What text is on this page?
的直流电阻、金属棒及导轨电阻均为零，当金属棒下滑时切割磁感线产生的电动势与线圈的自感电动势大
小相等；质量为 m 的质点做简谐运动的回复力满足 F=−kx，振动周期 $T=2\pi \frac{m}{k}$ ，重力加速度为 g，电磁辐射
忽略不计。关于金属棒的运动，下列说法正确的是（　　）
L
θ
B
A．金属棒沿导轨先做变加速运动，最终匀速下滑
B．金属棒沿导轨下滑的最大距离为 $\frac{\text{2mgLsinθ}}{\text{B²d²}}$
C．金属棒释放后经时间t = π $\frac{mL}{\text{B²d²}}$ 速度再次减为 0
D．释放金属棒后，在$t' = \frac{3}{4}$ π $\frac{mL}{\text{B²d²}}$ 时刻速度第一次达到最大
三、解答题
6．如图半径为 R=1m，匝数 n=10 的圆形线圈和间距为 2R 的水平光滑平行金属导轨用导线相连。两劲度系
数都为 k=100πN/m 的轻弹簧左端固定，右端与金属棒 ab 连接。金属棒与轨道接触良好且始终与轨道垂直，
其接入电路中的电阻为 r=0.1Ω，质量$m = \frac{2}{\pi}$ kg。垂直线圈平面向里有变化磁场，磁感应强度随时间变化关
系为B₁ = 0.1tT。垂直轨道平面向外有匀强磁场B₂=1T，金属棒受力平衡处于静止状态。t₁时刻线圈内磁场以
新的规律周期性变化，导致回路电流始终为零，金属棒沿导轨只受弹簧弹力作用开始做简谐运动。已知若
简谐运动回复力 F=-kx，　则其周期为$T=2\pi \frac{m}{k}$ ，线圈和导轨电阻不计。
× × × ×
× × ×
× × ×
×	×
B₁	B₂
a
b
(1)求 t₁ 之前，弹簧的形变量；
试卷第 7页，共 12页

———

• WORK INSTRUCTIONS: Tally the lines containing "B²d²". Provide the number without any other words.

• WRITTEN ANSWER: 3